# [Exercise brief]
Your task is to repeat the entries exactly. Leave the pictures out.

(Saved entries)
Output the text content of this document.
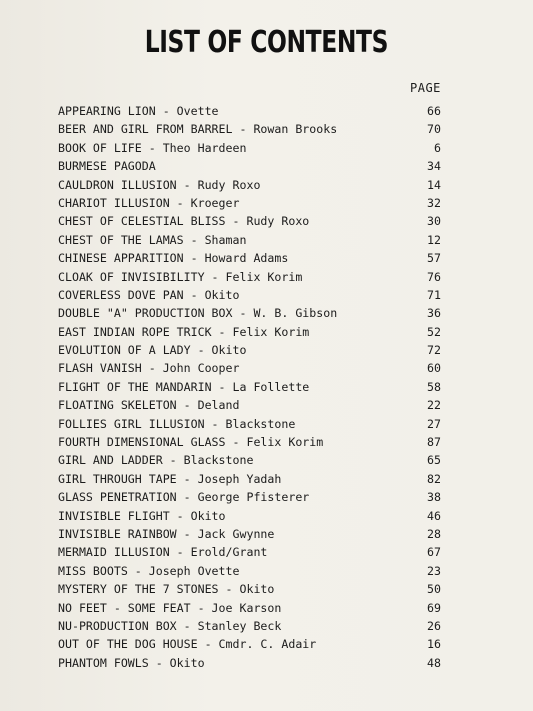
LIST OF CONTENTS
PAGE
APPEARING LION - Ovette	66
BEER AND GIRL FROM BARREL - Rowan Brooks	70
BOOK OF LIFE - Theo Hardeen	6
BURMESE PAGODA	34
CAULDRON ILLUSION - Rudy Roxo	14
CHARIOT ILLUSION - Kroeger	32
CHEST OF CELESTIAL BLISS - Rudy Roxo	30
CHEST OF THE LAMAS - Shaman	12
CHINESE APPARITION - Howard Adams	57
CLOAK OF INVISIBILITY - Felix Korim	76
COVERLESS DOVE PAN - Okito	71
DOUBLE "A" PRODUCTION BOX - W. B. Gibson	36
EAST INDIAN ROPE TRICK - Felix Korim	52
EVOLUTION OF A LADY - Okito	72
FLASH VANISH - John Cooper	60
FLIGHT OF THE MANDARIN - La Follette	58
FLOATING SKELETON - Deland	22
FOLLIES GIRL ILLUSION - Blackstone	27
FOURTH DIMENSIONAL GLASS - Felix Korim	87
GIRL AND LADDER - Blackstone	65
GIRL THROUGH TAPE - Joseph Yadah	82
GLASS PENETRATION - George Pfisterer	38
INVISIBLE FLIGHT - Okito	46
INVISIBLE RAINBOW - Jack Gwynne	28
MERMAID ILLUSION - Erold/Grant	67
MISS BOOTS - Joseph Ovette	23
MYSTERY OF THE 7 STONES - Okito	50
NO FEET - SOME FEAT - Joe Karson	69
NU-PRODUCTION BOX - Stanley Beck	26
OUT OF THE DOG HOUSE - Cmdr. C. Adair	16
PHANTOM FOWLS - Okito	48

# [Complete answer]
Output the text content of this document.
LIST OF CONTENTS
PAGE
APPEARING LION - Ovette	66
BEER AND GIRL FROM BARREL - Rowan Brooks	70
BOOK OF LIFE - Theo Hardeen	6
BURMESE PAGODA	34
CAULDRON ILLUSION - Rudy Roxo	14
CHARIOT ILLUSION - Kroeger	32
CHEST OF CELESTIAL BLISS - Rudy Roxo	30
CHEST OF THE LAMAS - Shaman	12
CHINESE APPARITION - Howard Adams	57
CLOAK OF INVISIBILITY - Felix Korim	76
COVERLESS DOVE PAN - Okito	71
DOUBLE "A" PRODUCTION BOX - W. B. Gibson	36
EAST INDIAN ROPE TRICK - Felix Korim	52
EVOLUTION OF A LADY - Okito	72
FLASH VANISH - John Cooper	60
FLIGHT OF THE MANDARIN - La Follette	58
FLOATING SKELETON - Deland	22
FOLLIES GIRL ILLUSION - Blackstone	27
FOURTH DIMENSIONAL GLASS - Felix Korim	87
GIRL AND LADDER - Blackstone	65
GIRL THROUGH TAPE - Joseph Yadah	82
GLASS PENETRATION - George Pfisterer	38
INVISIBLE FLIGHT - Okito	46
INVISIBLE RAINBOW - Jack Gwynne	28
MERMAID ILLUSION - Erold/Grant	67
MISS BOOTS - Joseph Ovette	23
MYSTERY OF THE 7 STONES - Okito	50
NO FEET - SOME FEAT - Joe Karson	69
NU-PRODUCTION BOX - Stanley Beck	26
OUT OF THE DOG HOUSE - Cmdr. C. Adair	16
PHANTOM FOWLS - Okito	48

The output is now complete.